--- start ---

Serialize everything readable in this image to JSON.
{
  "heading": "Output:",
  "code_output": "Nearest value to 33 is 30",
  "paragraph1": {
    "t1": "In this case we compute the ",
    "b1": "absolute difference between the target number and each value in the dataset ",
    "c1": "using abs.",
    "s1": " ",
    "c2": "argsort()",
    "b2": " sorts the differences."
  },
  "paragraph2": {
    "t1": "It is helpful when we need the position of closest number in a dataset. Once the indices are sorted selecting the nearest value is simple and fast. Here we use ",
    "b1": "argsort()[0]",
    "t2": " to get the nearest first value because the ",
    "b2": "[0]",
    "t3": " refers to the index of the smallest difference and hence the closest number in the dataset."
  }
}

--- end ---

(OBJECTIVE)
How many lines in these entries contain the string "closest"? State the number and nothing more.

(REPLY)
2